◆ **Your goal**
How many lines of these entries hold the string "noise"? Reply with the number alone.

[Chart and figure data]
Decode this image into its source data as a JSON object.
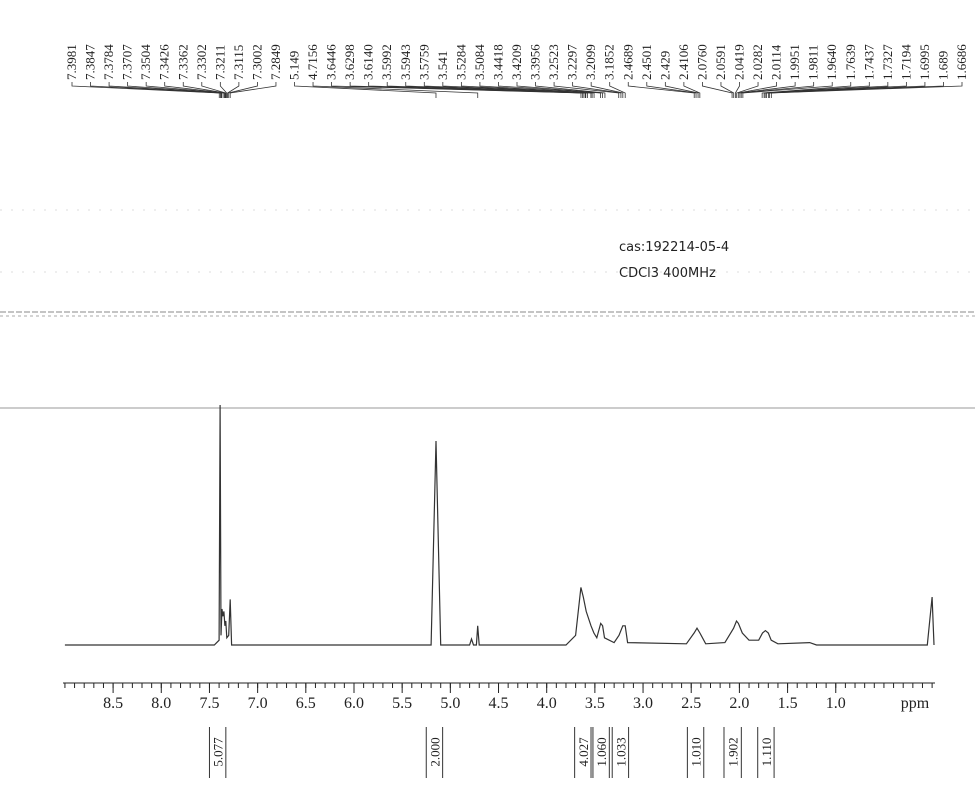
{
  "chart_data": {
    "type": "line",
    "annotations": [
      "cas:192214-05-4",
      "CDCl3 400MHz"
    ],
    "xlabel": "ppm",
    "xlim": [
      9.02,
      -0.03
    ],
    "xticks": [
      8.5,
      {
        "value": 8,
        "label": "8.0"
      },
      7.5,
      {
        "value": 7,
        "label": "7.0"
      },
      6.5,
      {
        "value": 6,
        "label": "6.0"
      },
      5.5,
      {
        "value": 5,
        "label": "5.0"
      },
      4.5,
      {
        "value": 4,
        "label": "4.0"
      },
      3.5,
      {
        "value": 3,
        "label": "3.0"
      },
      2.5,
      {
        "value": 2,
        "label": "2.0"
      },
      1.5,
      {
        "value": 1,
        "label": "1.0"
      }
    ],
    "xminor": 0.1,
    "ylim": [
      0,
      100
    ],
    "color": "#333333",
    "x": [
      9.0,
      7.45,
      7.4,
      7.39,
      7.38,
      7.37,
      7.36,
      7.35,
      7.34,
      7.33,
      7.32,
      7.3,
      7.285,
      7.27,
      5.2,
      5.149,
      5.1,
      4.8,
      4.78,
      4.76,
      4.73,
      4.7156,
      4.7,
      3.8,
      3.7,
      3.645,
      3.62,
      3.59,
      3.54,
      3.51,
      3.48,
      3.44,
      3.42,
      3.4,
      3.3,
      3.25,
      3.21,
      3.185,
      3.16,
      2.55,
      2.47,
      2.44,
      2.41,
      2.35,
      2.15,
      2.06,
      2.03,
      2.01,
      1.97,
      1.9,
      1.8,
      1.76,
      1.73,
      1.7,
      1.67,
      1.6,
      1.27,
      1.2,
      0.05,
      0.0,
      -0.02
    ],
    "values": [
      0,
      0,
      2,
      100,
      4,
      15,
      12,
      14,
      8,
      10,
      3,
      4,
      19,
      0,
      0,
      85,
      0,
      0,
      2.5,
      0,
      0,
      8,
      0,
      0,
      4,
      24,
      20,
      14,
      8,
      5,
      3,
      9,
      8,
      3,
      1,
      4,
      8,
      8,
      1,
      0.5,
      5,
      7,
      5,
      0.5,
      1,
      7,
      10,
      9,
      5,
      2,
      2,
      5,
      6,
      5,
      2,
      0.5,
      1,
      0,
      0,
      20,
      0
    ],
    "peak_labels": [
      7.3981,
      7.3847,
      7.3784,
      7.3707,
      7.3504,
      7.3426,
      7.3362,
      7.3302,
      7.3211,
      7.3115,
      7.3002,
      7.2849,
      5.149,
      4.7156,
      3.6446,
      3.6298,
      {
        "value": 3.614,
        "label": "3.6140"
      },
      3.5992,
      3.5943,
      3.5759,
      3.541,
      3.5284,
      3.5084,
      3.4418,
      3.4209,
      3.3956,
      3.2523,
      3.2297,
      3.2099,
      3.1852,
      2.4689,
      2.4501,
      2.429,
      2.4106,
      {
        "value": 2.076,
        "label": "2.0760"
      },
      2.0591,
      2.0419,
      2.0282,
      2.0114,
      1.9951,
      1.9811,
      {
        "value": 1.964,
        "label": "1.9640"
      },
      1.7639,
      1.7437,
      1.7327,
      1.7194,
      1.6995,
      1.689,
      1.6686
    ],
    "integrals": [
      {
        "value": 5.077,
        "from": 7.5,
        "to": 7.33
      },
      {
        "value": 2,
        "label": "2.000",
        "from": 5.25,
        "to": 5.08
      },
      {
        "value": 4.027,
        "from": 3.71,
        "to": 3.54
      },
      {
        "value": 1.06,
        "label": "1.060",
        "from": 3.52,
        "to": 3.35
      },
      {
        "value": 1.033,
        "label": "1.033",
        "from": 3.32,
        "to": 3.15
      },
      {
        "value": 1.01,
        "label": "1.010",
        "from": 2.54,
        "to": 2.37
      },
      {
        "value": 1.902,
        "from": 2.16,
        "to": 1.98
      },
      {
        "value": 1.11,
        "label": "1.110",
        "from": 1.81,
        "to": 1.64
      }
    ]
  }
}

--

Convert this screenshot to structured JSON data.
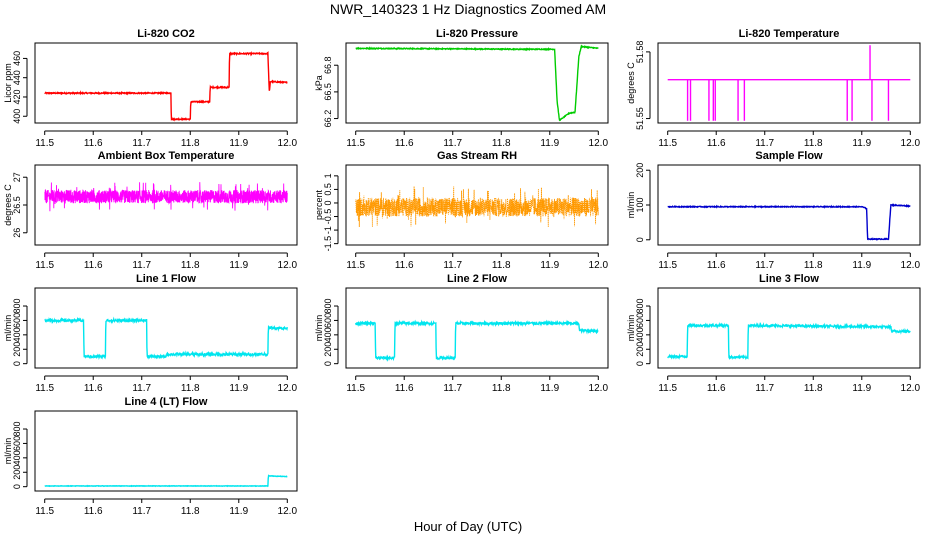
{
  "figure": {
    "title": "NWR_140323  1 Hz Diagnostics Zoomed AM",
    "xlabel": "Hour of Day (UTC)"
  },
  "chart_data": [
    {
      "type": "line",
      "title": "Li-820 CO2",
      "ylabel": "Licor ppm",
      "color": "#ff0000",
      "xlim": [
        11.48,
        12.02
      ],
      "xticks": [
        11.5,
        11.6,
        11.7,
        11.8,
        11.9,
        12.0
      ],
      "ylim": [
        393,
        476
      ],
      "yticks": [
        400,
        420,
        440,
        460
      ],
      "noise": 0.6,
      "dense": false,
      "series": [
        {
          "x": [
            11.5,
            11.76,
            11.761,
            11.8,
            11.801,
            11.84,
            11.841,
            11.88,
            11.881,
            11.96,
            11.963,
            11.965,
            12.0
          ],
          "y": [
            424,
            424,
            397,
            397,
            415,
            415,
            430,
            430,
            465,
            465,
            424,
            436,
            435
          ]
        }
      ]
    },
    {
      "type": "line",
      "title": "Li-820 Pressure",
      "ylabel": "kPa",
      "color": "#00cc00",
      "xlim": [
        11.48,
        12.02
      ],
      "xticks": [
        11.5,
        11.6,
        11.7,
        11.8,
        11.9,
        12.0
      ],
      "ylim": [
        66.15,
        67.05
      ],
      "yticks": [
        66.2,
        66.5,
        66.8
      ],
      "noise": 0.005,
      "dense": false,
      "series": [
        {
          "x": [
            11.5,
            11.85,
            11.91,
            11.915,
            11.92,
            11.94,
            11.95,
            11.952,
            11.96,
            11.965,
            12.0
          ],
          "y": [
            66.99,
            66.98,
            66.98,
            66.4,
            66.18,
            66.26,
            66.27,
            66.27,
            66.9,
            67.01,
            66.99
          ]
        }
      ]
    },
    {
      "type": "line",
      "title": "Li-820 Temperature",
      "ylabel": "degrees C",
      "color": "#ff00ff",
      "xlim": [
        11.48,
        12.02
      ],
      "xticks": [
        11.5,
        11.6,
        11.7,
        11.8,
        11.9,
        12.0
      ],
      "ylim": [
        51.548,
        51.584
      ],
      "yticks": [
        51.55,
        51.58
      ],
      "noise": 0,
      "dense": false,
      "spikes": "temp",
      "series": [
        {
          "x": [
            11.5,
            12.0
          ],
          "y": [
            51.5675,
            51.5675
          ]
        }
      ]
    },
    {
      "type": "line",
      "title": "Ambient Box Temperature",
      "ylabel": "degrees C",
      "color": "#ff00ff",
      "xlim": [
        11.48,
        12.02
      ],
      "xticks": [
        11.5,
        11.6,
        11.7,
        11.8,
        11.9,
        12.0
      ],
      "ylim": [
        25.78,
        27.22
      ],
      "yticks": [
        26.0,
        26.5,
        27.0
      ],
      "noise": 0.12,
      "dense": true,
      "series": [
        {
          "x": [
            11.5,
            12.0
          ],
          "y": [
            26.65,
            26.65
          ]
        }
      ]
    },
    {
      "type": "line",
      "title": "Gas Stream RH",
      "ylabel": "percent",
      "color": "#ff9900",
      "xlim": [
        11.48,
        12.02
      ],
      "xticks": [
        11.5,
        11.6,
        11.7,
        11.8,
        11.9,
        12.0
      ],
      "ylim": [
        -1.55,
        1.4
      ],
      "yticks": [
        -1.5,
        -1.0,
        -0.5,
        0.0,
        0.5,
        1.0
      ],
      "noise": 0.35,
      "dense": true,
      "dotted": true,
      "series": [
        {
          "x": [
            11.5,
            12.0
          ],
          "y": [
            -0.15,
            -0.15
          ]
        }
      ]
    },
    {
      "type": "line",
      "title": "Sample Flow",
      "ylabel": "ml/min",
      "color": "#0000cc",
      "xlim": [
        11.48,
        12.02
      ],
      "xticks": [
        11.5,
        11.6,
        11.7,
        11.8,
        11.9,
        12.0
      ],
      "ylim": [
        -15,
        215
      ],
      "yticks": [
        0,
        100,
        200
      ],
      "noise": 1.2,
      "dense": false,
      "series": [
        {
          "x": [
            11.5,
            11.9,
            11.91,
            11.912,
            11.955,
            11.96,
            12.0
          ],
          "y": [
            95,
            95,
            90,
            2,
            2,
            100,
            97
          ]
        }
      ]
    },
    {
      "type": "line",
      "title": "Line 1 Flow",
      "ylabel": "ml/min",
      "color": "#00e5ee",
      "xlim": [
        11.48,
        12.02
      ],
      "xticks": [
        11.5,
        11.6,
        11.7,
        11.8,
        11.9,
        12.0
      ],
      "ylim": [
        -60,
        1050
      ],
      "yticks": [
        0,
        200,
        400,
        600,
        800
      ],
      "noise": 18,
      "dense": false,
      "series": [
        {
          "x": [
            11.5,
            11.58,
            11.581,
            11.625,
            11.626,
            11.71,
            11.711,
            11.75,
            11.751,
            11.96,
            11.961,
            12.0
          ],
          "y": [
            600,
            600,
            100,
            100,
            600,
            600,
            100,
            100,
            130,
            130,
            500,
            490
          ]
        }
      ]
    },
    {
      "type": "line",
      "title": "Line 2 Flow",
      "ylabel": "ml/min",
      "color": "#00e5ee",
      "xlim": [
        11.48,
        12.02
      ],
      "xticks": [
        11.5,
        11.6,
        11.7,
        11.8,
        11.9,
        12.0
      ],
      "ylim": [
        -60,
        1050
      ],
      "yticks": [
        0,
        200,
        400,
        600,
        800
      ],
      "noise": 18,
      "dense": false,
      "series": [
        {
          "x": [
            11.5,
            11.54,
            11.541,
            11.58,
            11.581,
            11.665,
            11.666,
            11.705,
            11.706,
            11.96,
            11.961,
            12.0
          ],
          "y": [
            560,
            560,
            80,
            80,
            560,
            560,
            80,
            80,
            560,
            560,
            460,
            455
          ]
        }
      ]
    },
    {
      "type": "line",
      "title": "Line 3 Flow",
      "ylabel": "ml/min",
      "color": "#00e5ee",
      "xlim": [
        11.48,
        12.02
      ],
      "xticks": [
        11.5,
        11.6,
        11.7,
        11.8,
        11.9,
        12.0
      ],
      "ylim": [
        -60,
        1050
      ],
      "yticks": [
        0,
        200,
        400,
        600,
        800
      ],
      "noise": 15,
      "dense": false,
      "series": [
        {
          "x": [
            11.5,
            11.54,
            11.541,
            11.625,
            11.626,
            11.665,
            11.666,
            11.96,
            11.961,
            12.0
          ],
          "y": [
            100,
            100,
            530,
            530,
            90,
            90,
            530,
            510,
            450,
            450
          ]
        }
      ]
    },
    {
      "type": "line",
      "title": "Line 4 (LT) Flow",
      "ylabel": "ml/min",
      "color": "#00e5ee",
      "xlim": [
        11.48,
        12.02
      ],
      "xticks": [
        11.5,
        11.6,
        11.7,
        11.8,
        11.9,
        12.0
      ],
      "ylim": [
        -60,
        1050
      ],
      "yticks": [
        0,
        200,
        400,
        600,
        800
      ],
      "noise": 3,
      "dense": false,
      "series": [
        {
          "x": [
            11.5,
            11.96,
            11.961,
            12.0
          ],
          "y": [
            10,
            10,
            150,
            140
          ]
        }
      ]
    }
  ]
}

---

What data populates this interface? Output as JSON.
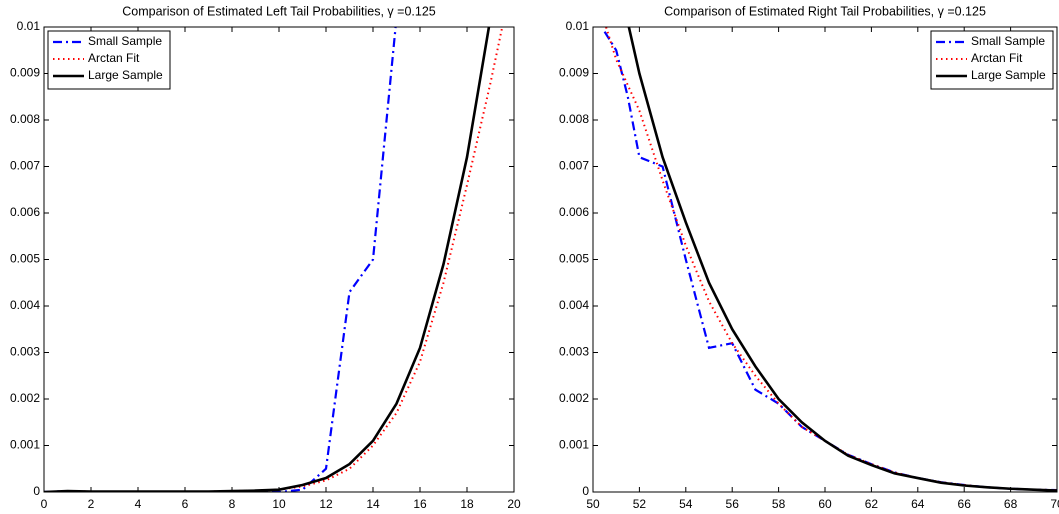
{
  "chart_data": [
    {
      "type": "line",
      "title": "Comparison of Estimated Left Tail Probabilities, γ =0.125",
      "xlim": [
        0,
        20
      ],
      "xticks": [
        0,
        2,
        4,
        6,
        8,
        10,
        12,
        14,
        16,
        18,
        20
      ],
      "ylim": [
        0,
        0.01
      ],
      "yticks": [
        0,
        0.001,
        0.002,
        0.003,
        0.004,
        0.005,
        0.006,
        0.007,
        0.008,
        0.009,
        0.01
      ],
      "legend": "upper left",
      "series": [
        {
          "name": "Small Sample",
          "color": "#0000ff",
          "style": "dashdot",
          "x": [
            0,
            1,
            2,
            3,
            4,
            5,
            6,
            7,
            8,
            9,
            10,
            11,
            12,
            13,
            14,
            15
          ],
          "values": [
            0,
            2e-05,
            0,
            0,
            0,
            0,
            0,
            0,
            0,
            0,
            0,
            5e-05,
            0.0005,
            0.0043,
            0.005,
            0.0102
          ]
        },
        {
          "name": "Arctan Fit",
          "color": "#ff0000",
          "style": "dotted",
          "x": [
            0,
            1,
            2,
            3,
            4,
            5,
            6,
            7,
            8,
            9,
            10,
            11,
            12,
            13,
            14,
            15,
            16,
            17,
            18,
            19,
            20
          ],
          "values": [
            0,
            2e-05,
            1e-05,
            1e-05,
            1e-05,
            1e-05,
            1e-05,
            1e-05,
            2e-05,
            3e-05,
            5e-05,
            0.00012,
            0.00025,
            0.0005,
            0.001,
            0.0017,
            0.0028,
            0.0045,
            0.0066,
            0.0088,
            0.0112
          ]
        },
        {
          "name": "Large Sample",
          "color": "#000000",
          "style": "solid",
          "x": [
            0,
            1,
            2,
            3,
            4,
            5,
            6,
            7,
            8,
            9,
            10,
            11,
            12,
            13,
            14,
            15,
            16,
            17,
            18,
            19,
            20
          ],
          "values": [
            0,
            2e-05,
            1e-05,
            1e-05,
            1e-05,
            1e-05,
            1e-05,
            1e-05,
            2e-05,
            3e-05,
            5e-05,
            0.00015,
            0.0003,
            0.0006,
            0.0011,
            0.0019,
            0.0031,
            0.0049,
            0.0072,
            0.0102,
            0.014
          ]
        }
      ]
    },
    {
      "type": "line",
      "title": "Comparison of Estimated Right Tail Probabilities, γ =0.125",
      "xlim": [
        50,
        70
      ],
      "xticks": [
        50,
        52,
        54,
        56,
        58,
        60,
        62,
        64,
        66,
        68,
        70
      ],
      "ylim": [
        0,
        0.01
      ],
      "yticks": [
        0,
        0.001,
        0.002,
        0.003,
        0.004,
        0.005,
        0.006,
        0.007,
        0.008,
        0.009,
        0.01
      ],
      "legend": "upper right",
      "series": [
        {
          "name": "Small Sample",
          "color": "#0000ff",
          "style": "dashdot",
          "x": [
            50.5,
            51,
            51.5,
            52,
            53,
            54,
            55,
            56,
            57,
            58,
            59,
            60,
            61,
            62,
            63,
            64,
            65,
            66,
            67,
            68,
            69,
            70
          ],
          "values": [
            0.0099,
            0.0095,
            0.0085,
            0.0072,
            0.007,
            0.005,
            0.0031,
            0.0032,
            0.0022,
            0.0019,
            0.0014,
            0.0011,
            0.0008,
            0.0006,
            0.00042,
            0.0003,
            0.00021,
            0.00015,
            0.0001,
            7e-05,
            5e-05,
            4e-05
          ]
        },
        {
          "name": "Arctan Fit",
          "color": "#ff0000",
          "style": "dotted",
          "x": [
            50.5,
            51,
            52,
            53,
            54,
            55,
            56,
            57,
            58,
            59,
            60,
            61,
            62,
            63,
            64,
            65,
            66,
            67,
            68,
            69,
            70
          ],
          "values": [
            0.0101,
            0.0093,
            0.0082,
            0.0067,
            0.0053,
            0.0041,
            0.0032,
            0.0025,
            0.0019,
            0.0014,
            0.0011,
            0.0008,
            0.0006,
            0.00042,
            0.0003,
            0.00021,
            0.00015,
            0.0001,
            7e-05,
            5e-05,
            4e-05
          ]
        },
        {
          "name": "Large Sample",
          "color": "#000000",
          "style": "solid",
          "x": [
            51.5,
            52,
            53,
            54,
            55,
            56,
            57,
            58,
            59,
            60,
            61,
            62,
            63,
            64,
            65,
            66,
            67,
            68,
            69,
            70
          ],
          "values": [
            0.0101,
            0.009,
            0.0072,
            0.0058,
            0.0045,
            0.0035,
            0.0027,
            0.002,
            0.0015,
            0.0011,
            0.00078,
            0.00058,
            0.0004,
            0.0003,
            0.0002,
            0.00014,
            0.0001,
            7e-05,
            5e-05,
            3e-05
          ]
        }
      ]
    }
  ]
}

◆ **Response**
10